* Supplied material *

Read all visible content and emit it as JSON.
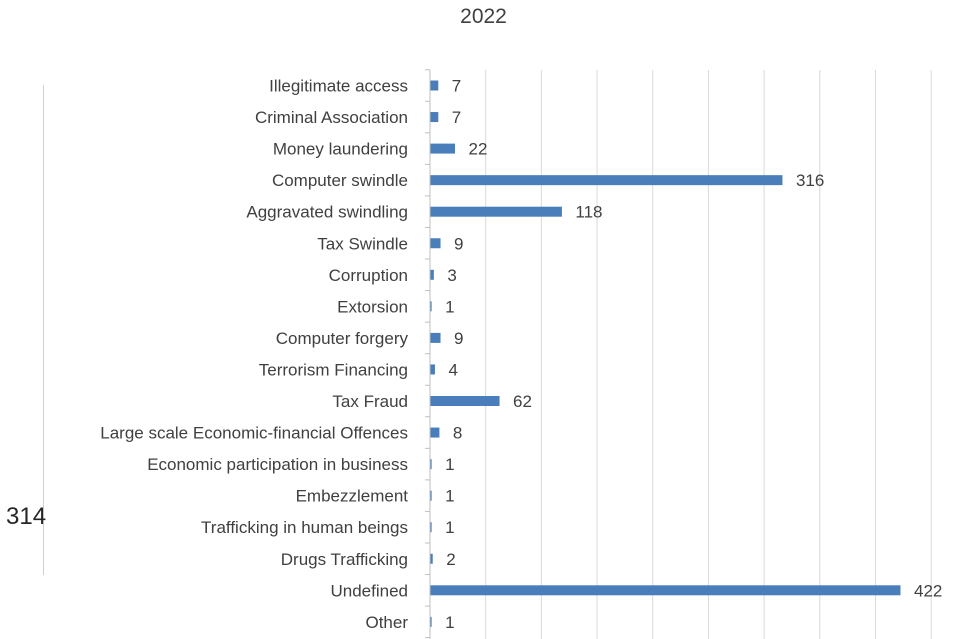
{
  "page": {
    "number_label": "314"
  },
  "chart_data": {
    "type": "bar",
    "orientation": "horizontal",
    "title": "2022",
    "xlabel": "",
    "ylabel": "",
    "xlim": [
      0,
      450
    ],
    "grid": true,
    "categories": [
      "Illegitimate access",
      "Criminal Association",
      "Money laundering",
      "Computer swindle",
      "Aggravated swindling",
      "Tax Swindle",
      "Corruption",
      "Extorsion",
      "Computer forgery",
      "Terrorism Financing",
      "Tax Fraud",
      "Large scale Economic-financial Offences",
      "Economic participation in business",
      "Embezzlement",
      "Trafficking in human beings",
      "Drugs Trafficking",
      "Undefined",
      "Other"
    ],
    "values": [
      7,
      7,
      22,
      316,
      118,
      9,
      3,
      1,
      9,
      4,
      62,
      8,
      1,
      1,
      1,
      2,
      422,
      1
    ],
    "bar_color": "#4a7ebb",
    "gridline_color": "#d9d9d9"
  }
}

---

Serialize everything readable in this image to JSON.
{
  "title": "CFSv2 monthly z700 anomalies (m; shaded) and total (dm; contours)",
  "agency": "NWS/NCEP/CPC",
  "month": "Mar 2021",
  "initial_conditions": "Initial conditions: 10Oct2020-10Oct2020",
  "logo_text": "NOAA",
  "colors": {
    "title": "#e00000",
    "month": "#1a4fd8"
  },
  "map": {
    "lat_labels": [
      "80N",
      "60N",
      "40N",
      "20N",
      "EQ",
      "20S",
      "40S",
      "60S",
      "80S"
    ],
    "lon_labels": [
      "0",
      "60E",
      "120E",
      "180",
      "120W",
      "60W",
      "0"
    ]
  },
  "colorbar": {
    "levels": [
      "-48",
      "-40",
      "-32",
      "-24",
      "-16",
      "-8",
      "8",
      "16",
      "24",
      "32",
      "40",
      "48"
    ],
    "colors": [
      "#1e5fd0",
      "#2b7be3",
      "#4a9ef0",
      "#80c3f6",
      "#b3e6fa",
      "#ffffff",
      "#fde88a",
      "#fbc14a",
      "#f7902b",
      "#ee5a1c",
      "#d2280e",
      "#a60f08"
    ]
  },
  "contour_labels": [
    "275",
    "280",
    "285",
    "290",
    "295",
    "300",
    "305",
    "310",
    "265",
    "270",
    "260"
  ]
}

--

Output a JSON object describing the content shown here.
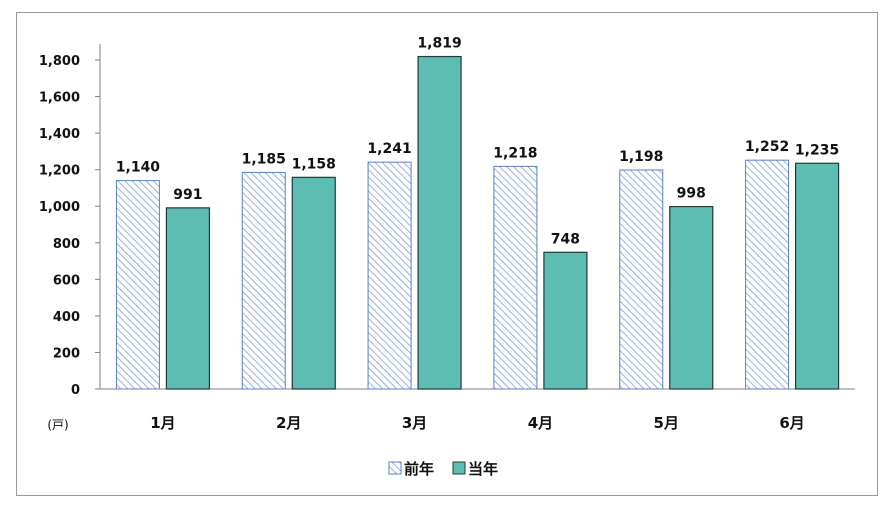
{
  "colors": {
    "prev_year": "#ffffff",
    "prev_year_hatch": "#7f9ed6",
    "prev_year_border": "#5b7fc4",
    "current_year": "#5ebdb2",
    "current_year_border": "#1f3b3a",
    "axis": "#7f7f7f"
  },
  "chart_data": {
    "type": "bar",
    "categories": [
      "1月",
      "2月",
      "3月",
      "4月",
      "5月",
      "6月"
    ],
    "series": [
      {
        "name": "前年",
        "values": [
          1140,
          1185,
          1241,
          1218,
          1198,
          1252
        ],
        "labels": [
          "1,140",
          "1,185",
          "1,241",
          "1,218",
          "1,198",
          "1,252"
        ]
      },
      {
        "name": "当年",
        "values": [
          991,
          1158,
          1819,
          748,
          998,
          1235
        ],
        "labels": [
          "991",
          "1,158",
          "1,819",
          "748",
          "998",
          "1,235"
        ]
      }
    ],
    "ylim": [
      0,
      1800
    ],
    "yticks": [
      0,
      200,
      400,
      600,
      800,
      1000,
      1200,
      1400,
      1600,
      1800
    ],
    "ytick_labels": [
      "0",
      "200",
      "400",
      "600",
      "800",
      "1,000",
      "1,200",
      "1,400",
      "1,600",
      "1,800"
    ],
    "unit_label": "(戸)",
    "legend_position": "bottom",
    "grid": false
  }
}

* Aim *
Count every line in the listing above that holds "Computer", then report only the count.

* Solution for this problem *
2